- Problem statement
Pick out each line of the records that includes the string "text", and copy it.

-- START OF Raw records --

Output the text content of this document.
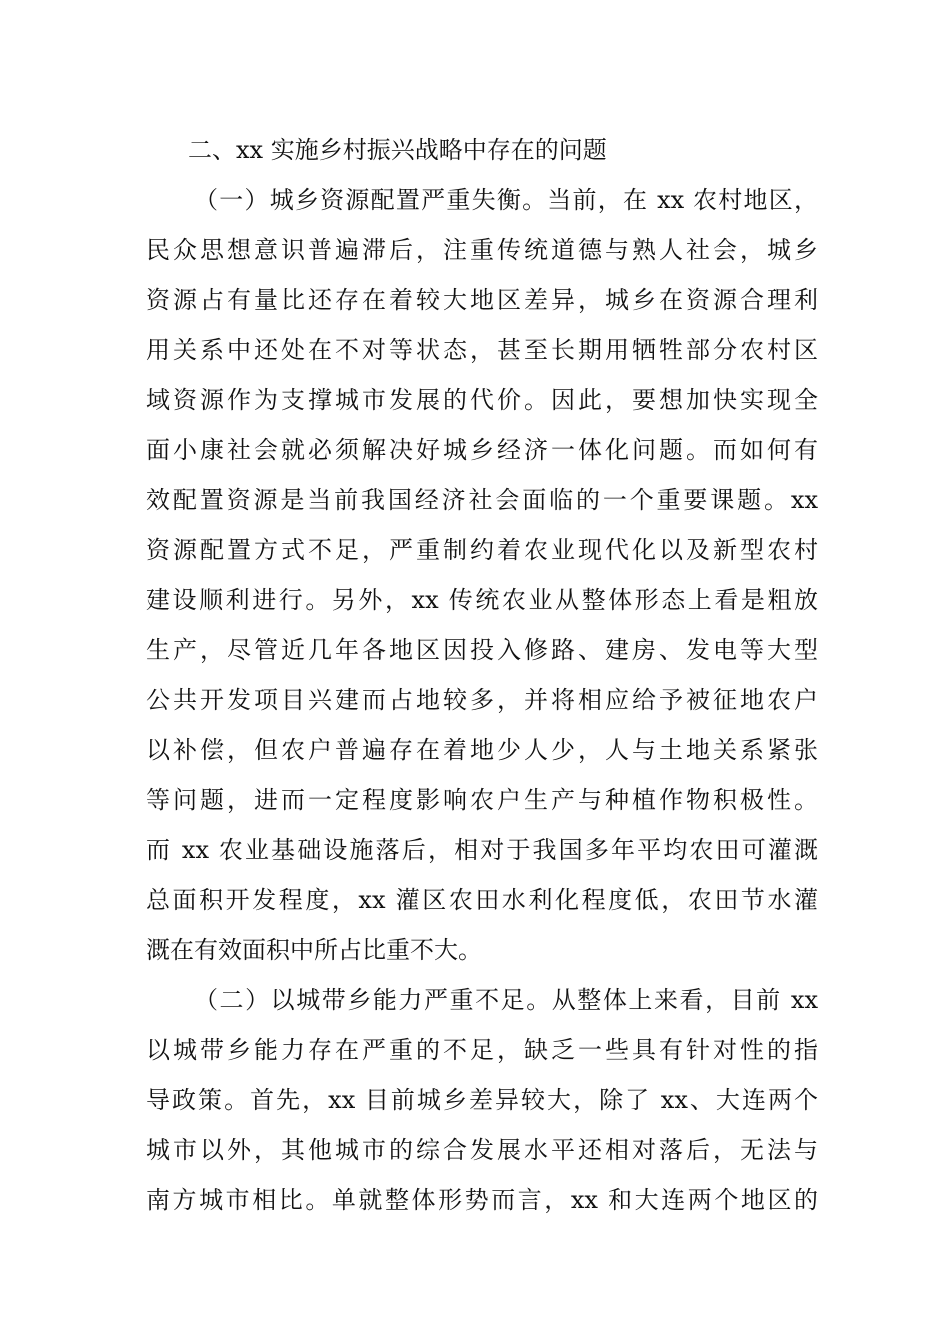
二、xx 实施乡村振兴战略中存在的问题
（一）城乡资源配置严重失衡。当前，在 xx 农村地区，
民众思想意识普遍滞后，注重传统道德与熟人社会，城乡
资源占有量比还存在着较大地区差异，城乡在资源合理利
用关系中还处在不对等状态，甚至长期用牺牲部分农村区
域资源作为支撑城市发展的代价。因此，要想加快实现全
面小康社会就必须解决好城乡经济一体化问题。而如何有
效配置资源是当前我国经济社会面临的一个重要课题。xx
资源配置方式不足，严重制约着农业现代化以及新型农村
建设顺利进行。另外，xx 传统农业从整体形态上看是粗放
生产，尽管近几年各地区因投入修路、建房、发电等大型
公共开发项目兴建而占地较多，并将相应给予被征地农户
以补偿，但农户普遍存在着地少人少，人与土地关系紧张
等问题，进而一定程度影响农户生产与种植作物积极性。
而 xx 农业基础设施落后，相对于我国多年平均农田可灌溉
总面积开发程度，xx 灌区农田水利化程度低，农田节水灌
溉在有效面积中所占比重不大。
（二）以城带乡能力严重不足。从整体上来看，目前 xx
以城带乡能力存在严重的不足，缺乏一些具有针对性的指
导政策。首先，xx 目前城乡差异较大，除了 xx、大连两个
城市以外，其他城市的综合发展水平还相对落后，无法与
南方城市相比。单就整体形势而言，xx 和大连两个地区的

-- END OF Raw records --
-- START OF Raw records --

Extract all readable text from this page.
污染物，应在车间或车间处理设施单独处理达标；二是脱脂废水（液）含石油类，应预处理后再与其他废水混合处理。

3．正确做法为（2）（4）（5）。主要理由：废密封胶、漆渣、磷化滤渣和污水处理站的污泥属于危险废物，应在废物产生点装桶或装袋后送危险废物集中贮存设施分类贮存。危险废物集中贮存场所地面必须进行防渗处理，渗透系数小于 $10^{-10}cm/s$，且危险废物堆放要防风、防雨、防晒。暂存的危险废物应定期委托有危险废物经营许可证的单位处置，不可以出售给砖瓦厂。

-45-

-- END OF Raw records --

- Written solution
Output the text content of this document.
Extract all readable text from this page.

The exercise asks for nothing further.